═════ Record list
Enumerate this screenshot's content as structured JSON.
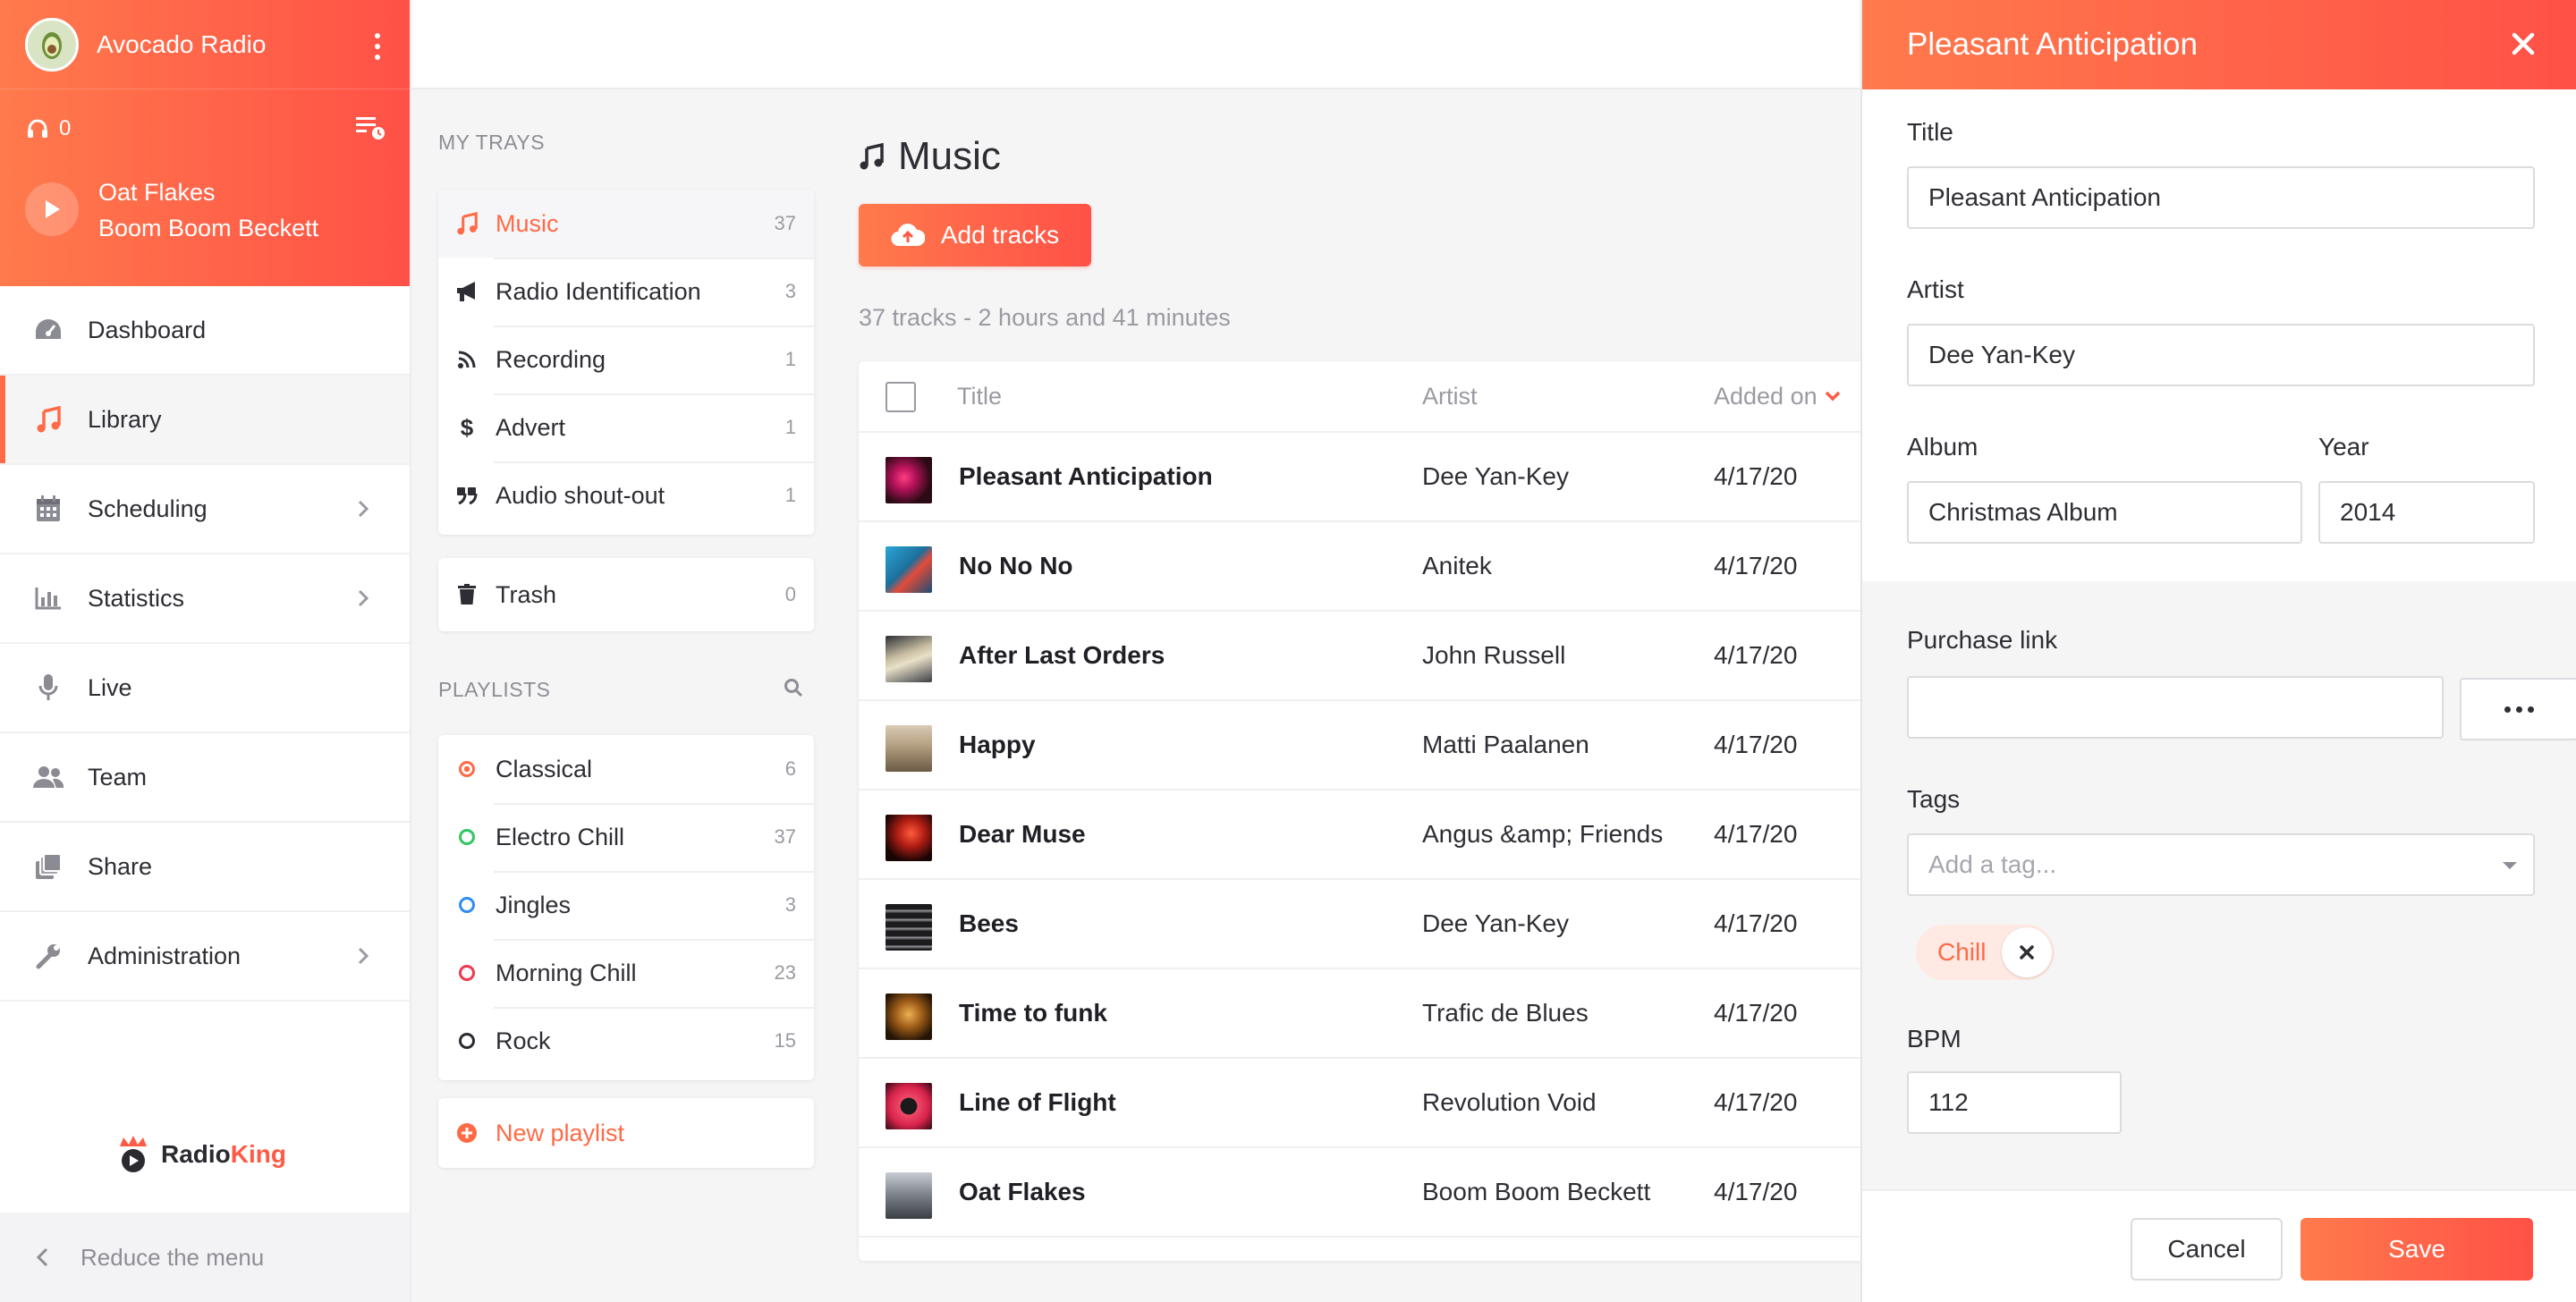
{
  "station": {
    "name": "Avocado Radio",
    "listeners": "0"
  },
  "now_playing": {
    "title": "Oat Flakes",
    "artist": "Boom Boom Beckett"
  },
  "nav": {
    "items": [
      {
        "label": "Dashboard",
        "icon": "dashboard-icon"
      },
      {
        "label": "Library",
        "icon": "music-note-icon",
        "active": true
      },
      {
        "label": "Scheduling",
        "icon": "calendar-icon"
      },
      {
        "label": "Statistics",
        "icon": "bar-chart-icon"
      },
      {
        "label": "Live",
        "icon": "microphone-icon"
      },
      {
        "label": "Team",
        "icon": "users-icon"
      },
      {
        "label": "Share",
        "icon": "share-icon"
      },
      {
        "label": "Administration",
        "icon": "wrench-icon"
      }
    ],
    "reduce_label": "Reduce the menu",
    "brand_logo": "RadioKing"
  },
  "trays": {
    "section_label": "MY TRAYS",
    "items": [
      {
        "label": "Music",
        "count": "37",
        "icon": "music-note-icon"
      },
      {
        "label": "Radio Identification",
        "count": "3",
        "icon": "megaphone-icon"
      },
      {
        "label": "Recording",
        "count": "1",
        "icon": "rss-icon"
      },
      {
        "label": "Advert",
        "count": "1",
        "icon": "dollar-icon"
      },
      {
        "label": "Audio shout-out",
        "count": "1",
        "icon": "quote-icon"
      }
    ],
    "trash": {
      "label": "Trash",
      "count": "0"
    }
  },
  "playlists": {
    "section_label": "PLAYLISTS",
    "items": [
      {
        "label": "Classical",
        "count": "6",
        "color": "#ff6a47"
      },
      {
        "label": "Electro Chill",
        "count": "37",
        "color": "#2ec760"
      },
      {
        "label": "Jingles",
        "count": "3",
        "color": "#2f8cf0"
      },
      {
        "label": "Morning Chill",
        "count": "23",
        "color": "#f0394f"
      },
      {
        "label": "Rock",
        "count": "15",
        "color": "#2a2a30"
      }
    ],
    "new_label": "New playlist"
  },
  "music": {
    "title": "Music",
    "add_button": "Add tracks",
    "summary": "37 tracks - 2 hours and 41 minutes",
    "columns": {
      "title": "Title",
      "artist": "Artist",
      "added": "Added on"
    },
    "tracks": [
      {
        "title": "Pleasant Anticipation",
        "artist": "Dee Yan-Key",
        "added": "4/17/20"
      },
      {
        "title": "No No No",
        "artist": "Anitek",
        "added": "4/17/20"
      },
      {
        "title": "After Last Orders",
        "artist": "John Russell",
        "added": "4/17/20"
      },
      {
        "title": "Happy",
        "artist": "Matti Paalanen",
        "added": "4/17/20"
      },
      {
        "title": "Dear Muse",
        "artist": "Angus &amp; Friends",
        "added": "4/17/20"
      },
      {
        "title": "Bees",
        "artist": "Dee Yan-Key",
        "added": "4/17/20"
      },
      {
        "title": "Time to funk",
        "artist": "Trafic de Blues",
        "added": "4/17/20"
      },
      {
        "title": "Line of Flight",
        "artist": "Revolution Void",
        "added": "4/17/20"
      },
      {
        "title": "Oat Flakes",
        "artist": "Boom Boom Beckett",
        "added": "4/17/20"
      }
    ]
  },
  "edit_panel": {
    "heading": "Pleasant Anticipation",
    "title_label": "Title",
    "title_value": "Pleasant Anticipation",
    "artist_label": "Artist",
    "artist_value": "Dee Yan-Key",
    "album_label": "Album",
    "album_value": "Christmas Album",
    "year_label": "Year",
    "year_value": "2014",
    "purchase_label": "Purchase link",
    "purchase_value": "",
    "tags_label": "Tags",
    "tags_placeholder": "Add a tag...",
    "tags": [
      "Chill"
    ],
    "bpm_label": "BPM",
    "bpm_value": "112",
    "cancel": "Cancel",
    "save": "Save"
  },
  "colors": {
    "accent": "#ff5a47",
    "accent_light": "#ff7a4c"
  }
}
══════════
Return every line above in which the string "Album" occurs.

    "album_label": "Album",
    "album_value": "Christmas Album",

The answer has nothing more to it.